Task goal:
Which lines below hold the word "only"? Copy all of them.

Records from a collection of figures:
** start **

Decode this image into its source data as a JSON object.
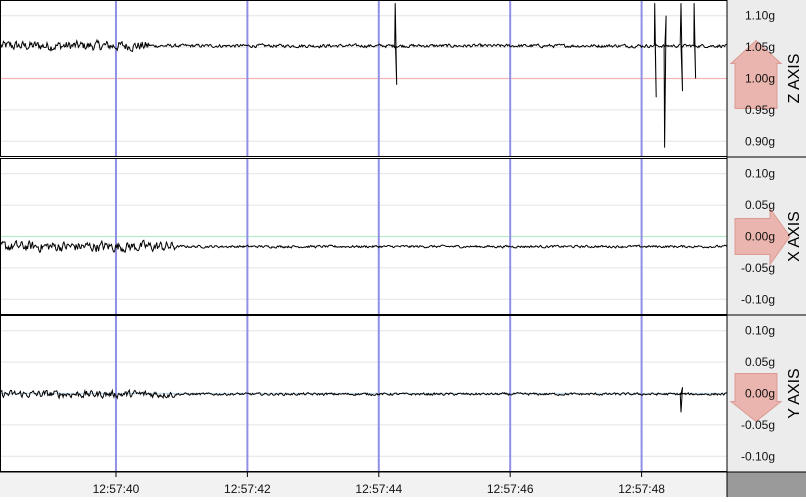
{
  "chart_data": {
    "type": "line",
    "panels": [
      {
        "axis_label": "Z AXIS",
        "y_ticks": [
          "1.10g",
          "1.05g",
          "1.00g",
          "0.95g",
          "0.90g"
        ],
        "tick_values": [
          1.1,
          1.05,
          1.0,
          0.95,
          0.9
        ],
        "ylim": [
          0.875,
          1.125
        ],
        "baseline": 1.0,
        "baseline_label": "1.00g",
        "baseline_color": "#f2b3b3",
        "arrow_color": "#eab0a8",
        "arrow_direction": "up",
        "signal": {
          "center": 1.052,
          "amp_early": 0.012,
          "amp_late": 0.004,
          "early_until": "12:57:40.5",
          "spikes": [
            {
              "t": "12:57:44.25",
              "values": [
                1.12,
                0.99
              ]
            },
            {
              "t": "12:57:48.2",
              "values": [
                1.12,
                0.97
              ]
            },
            {
              "t": "12:57:48.35",
              "values": [
                0.89,
                1.1
              ]
            },
            {
              "t": "12:57:48.6",
              "values": [
                1.12,
                0.98
              ]
            },
            {
              "t": "12:57:48.8",
              "values": [
                1.12,
                1.0
              ]
            }
          ]
        }
      },
      {
        "axis_label": "X AXIS",
        "y_ticks": [
          "0.10g",
          "0.05g",
          "0.00g",
          "-0.05g",
          "-0.10g"
        ],
        "tick_values": [
          0.1,
          0.05,
          0.0,
          -0.05,
          -0.1
        ],
        "ylim": [
          -0.125,
          0.125
        ],
        "baseline": 0.0,
        "baseline_label": "0.00g",
        "baseline_color": "#b8ecc4",
        "arrow_color": "#eab0a8",
        "arrow_direction": "right",
        "signal": {
          "center": -0.016,
          "amp_early": 0.013,
          "amp_late": 0.003,
          "early_until": "12:57:40.9",
          "spikes": []
        }
      },
      {
        "axis_label": "Y AXIS",
        "y_ticks": [
          "0.10g",
          "0.05g",
          "0.00g",
          "-0.05g",
          "-0.10g"
        ],
        "tick_values": [
          0.1,
          0.05,
          0.0,
          -0.05,
          -0.1
        ],
        "ylim": [
          -0.125,
          0.125
        ],
        "baseline": 0.0,
        "baseline_label": "0.00g",
        "baseline_color": "#c0dcf0",
        "arrow_color": "#eab0a8",
        "arrow_direction": "down",
        "signal": {
          "center": -0.001,
          "amp_early": 0.009,
          "amp_late": 0.003,
          "early_until": "12:57:40.9",
          "spikes": [
            {
              "t": "12:57:48.6",
              "values": [
                -0.03,
                0.01
              ]
            }
          ]
        }
      }
    ],
    "x_ticks": [
      "12:57:40",
      "12:57:42",
      "12:57:44",
      "12:57:46",
      "12:57:48"
    ],
    "x_tick_seconds": [
      40,
      42,
      44,
      46,
      48
    ],
    "xlim": [
      "12:57:38.25",
      "12:57:49.3"
    ],
    "xlim_seconds": [
      38.25,
      49.3
    ],
    "vertical_marker_color": "#8f8fe6",
    "grid": true,
    "xlabel": "",
    "ylabel": ""
  }
}
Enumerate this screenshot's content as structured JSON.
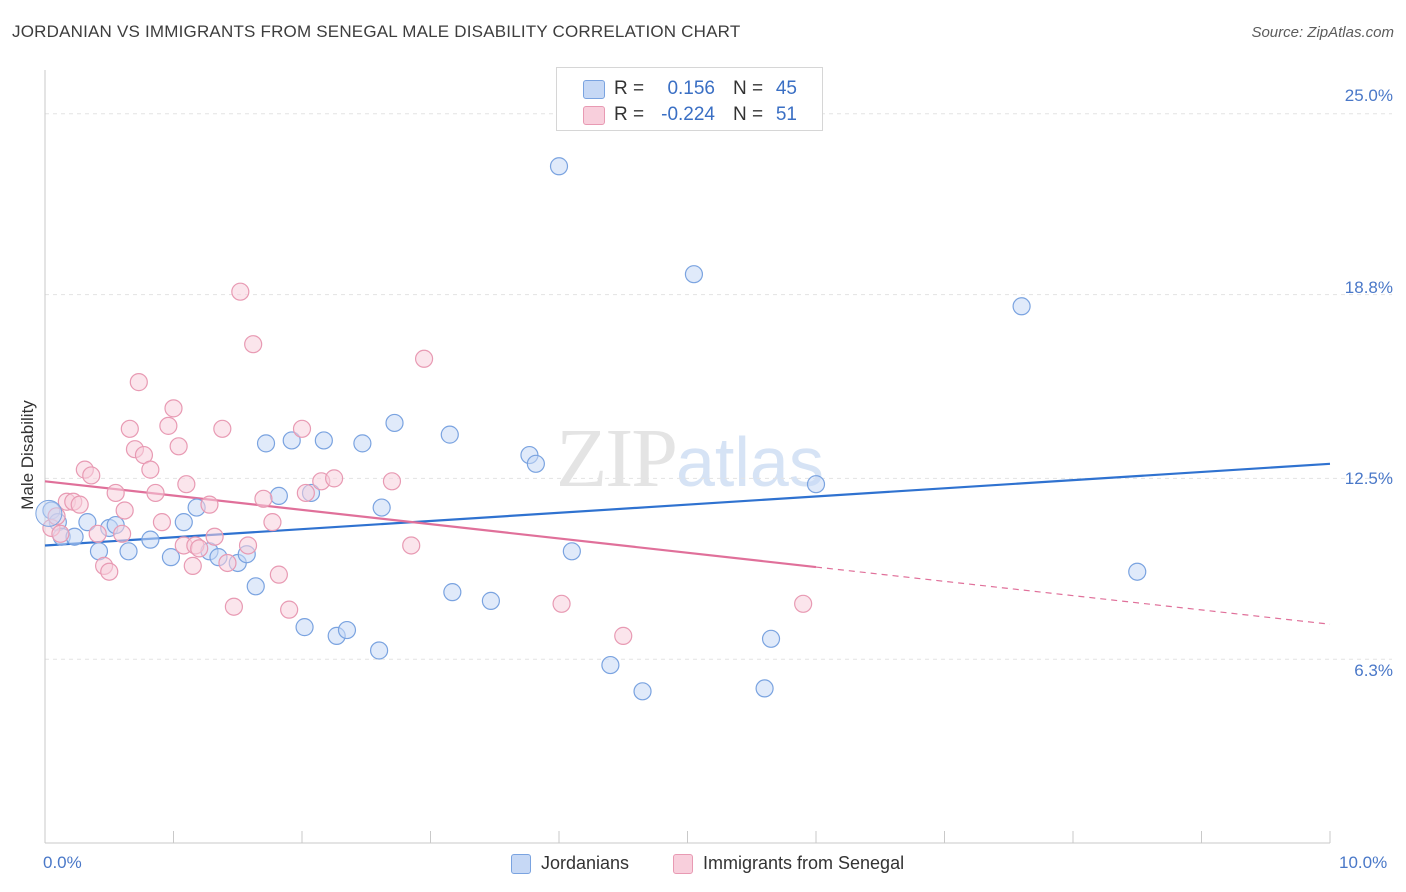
{
  "header": {
    "title": "JORDANIAN VS IMMIGRANTS FROM SENEGAL MALE DISABILITY CORRELATION CHART",
    "source": "Source: ZipAtlas.com"
  },
  "watermark": {
    "zip": "ZIP",
    "atlas": "atlas"
  },
  "stats": {
    "rows": [
      {
        "r_label": "R =",
        "r_value": "0.156",
        "n_label": "N =",
        "n_value": "45"
      },
      {
        "r_label": "R =",
        "r_value": "-0.224",
        "n_label": "N =",
        "n_value": "51"
      }
    ]
  },
  "legend": {
    "series1": "Jordanians",
    "series2": "Immigrants from Senegal"
  },
  "colors": {
    "blue_fill": "#c6d8f5",
    "blue_stroke": "#7aa3e0",
    "blue_line": "#2f72d0",
    "pink_fill": "#f8cfdc",
    "pink_stroke": "#e89ab3",
    "pink_line": "#e0709a",
    "grid": "#e3e3e3",
    "tick_label": "#4a78c8"
  },
  "chart_data": {
    "type": "scatter",
    "title": "JORDANIAN VS IMMIGRANTS FROM SENEGAL MALE DISABILITY CORRELATION CHART",
    "xlabel": "",
    "ylabel": "Male Disability",
    "xlim": [
      0,
      10
    ],
    "ylim": [
      0,
      26.5
    ],
    "x_tick_labels": [
      "0.0%",
      "10.0%"
    ],
    "y_ticks": [
      6.3,
      12.5,
      18.8,
      25.0
    ],
    "y_tick_labels": [
      "6.3%",
      "12.5%",
      "18.8%",
      "25.0%"
    ],
    "grid": true,
    "series": [
      {
        "name": "Jordanians",
        "color": "blue",
        "r": 0.156,
        "n": 45,
        "trend": {
          "x0": 0,
          "y0": 10.2,
          "x1": 10,
          "y1": 13.0,
          "solid_until": 10
        },
        "points": [
          [
            0.05,
            11.4
          ],
          [
            0.1,
            11.0
          ],
          [
            0.13,
            10.5
          ],
          [
            0.23,
            10.5
          ],
          [
            0.33,
            11.0
          ],
          [
            0.42,
            10.0
          ],
          [
            0.5,
            10.8
          ],
          [
            0.55,
            10.9
          ],
          [
            0.65,
            10.0
          ],
          [
            0.82,
            10.4
          ],
          [
            0.98,
            9.8
          ],
          [
            1.08,
            11.0
          ],
          [
            1.18,
            11.5
          ],
          [
            1.28,
            10.0
          ],
          [
            1.35,
            9.8
          ],
          [
            1.5,
            9.6
          ],
          [
            1.57,
            9.9
          ],
          [
            1.64,
            8.8
          ],
          [
            1.72,
            13.7
          ],
          [
            1.82,
            11.9
          ],
          [
            1.92,
            13.8
          ],
          [
            2.02,
            7.4
          ],
          [
            2.07,
            12.0
          ],
          [
            2.17,
            13.8
          ],
          [
            2.27,
            7.1
          ],
          [
            2.35,
            7.3
          ],
          [
            2.47,
            13.7
          ],
          [
            2.6,
            6.6
          ],
          [
            2.62,
            11.5
          ],
          [
            2.72,
            14.4
          ],
          [
            3.15,
            14.0
          ],
          [
            3.17,
            8.6
          ],
          [
            3.47,
            8.3
          ],
          [
            3.77,
            13.3
          ],
          [
            3.82,
            13.0
          ],
          [
            4.0,
            23.2
          ],
          [
            4.1,
            10.0
          ],
          [
            4.4,
            6.1
          ],
          [
            4.65,
            5.2
          ],
          [
            5.05,
            19.5
          ],
          [
            5.6,
            5.3
          ],
          [
            5.65,
            7.0
          ],
          [
            6.0,
            12.3
          ],
          [
            7.6,
            18.4
          ],
          [
            8.5,
            9.3
          ]
        ]
      },
      {
        "name": "Immigrants from Senegal",
        "color": "pink",
        "r": -0.224,
        "n": 51,
        "trend": {
          "x0": 0,
          "y0": 12.4,
          "x1": 10,
          "y1": 7.5,
          "solid_until": 6.0
        },
        "points": [
          [
            0.05,
            10.8
          ],
          [
            0.09,
            11.2
          ],
          [
            0.12,
            10.6
          ],
          [
            0.17,
            11.7
          ],
          [
            0.22,
            11.7
          ],
          [
            0.27,
            11.6
          ],
          [
            0.31,
            12.8
          ],
          [
            0.36,
            12.6
          ],
          [
            0.41,
            10.6
          ],
          [
            0.46,
            9.5
          ],
          [
            0.5,
            9.3
          ],
          [
            0.55,
            12.0
          ],
          [
            0.6,
            10.6
          ],
          [
            0.62,
            11.4
          ],
          [
            0.66,
            14.2
          ],
          [
            0.7,
            13.5
          ],
          [
            0.73,
            15.8
          ],
          [
            0.77,
            13.3
          ],
          [
            0.82,
            12.8
          ],
          [
            0.86,
            12.0
          ],
          [
            0.91,
            11.0
          ],
          [
            0.96,
            14.3
          ],
          [
            1.0,
            14.9
          ],
          [
            1.04,
            13.6
          ],
          [
            1.08,
            10.2
          ],
          [
            1.1,
            12.3
          ],
          [
            1.15,
            9.5
          ],
          [
            1.17,
            10.2
          ],
          [
            1.2,
            10.1
          ],
          [
            1.28,
            11.6
          ],
          [
            1.32,
            10.5
          ],
          [
            1.38,
            14.2
          ],
          [
            1.42,
            9.6
          ],
          [
            1.47,
            8.1
          ],
          [
            1.52,
            18.9
          ],
          [
            1.58,
            10.2
          ],
          [
            1.62,
            17.1
          ],
          [
            1.7,
            11.8
          ],
          [
            1.77,
            11.0
          ],
          [
            1.82,
            9.2
          ],
          [
            1.9,
            8.0
          ],
          [
            2.0,
            14.2
          ],
          [
            2.03,
            12.0
          ],
          [
            2.15,
            12.4
          ],
          [
            2.25,
            12.5
          ],
          [
            2.7,
            12.4
          ],
          [
            2.85,
            10.2
          ],
          [
            2.95,
            16.6
          ],
          [
            4.02,
            8.2
          ],
          [
            4.5,
            7.1
          ],
          [
            5.9,
            8.2
          ]
        ]
      }
    ]
  }
}
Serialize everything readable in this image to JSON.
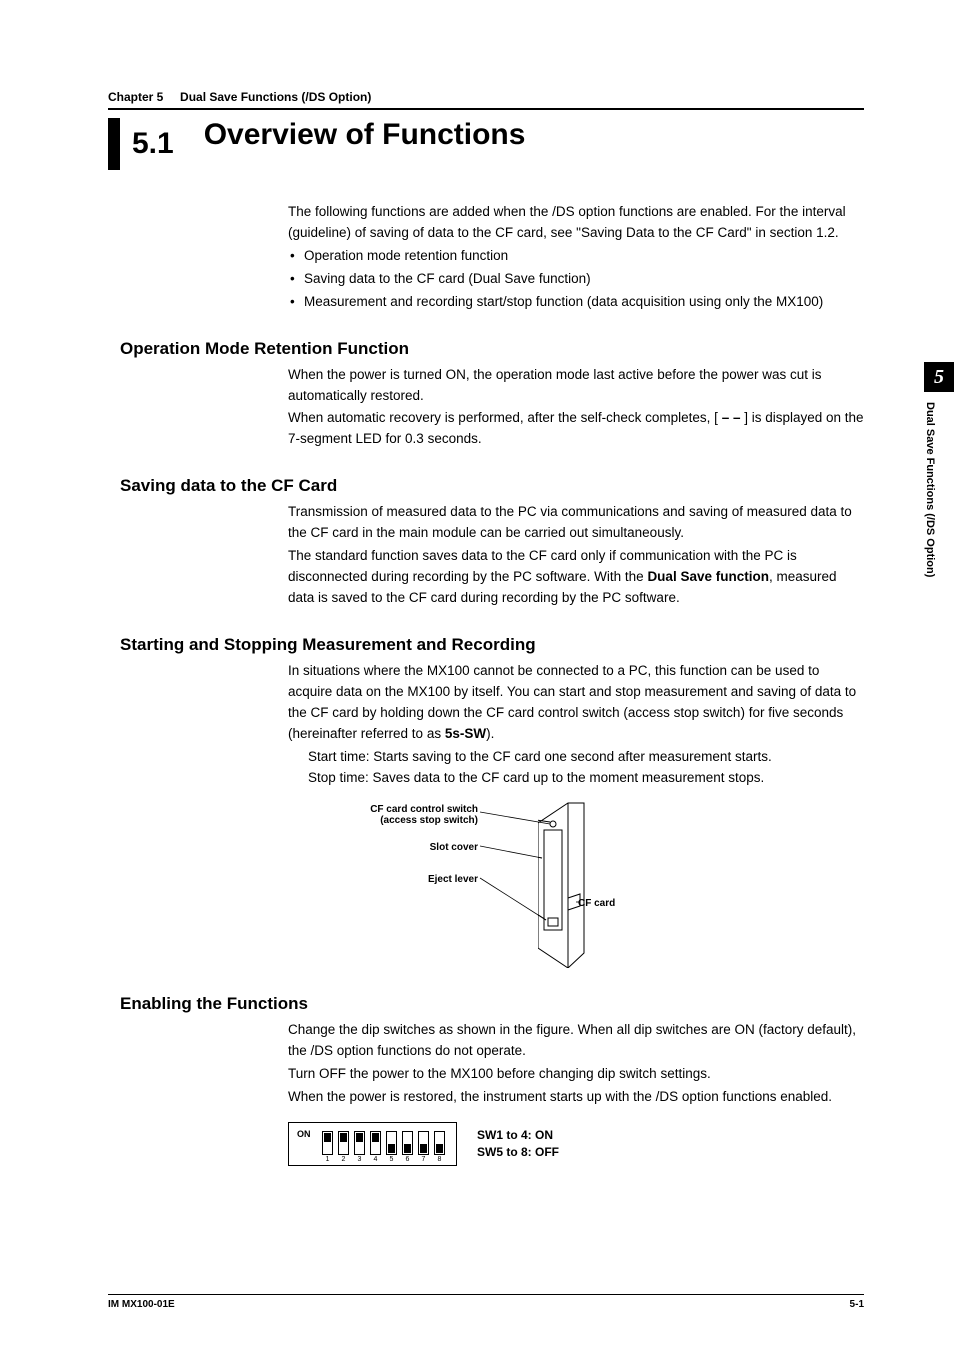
{
  "colors": {
    "text": "#000000",
    "bg": "#ffffff",
    "rule": "#000000"
  },
  "header": {
    "chapter_label": "Chapter 5",
    "chapter_title": "Dual Save Functions (/DS Option)"
  },
  "title": {
    "number": "5.1",
    "text": "Overview of Functions"
  },
  "intro": {
    "p1": "The following functions are added when the /DS option functions are enabled. For the interval (guideline) of saving of data to the CF card, see \"Saving Data to the CF Card\" in section 1.2.",
    "bullets": [
      "Operation mode retention function",
      "Saving data to the CF card (Dual Save function)",
      "Measurement and recording start/stop function (data acquisition using only the MX100)"
    ]
  },
  "sections": {
    "opmode": {
      "heading": "Operation Mode Retention Function",
      "p1": "When the power is turned ON, the operation mode last active before the power was cut is automatically restored.",
      "p2_a": "When automatic recovery is performed, after the self-check completes, [ ",
      "p2_dash": "– –",
      "p2_b": " ] is displayed on the 7-segment LED for 0.3 seconds."
    },
    "saving": {
      "heading": "Saving data to the CF Card",
      "p1": "Transmission of measured data to the PC via communications and saving of measured data to the CF card in the main module can be carried out simultaneously.",
      "p2_a": "The standard function saves data to the CF card only if communication with the PC is disconnected during recording by the PC software. With the ",
      "p2_bold": "Dual Save function",
      "p2_b": ", measured data is saved to the CF card during recording by the PC software."
    },
    "startstop": {
      "heading": "Starting and Stopping Measurement and Recording",
      "p1_a": "In situations where the MX100 cannot be connected to a PC, this function can be used to acquire data on the MX100 by itself. You can start and stop measurement and saving of data to the CF card by holding down the CF card control switch (access stop switch) for five seconds (hereinafter referred to as ",
      "p1_bold": "5s-SW",
      "p1_b": ").",
      "sub1": "Start time: Starts saving to the CF card one second after measurement starts.",
      "sub2": "Stop time: Saves data to the CF card up to the moment measurement stops."
    },
    "diagram": {
      "lbl_switch_l1": "CF card control switch",
      "lbl_switch_l2": "(access stop switch)",
      "lbl_slot": "Slot cover",
      "lbl_eject": "Eject lever",
      "lbl_card": "CF card"
    },
    "enable": {
      "heading": "Enabling the Functions",
      "p1": "Change the dip switches as shown in the figure. When all dip switches are ON (factory default), the /DS option functions do not operate.",
      "p2": "Turn OFF the power to the MX100 before changing dip switch settings.",
      "p3": "When the power is restored, the instrument starts up with the /DS option functions enabled."
    },
    "dip": {
      "on_label": "ON",
      "switches": [
        {
          "num": "1",
          "state": "on"
        },
        {
          "num": "2",
          "state": "on"
        },
        {
          "num": "3",
          "state": "on"
        },
        {
          "num": "4",
          "state": "on"
        },
        {
          "num": "5",
          "state": "off"
        },
        {
          "num": "6",
          "state": "off"
        },
        {
          "num": "7",
          "state": "off"
        },
        {
          "num": "8",
          "state": "off"
        }
      ],
      "caption_l1": "SW1 to 4: ON",
      "caption_l2": "SW5 to 8: OFF"
    }
  },
  "side_tab": {
    "chapter_num": "5",
    "vert_text": "Dual Save Functions (/DS Option)"
  },
  "footer": {
    "left": "IM MX100-01E",
    "right": "5-1"
  }
}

** end **

Expected output:
      "Measurement and recording start/stop function (data acquisition using only the MX100)"
      "p2_a": "The standard function saves data to the CF card only if communication with the PC is disconnected during recording by the PC software. With the ",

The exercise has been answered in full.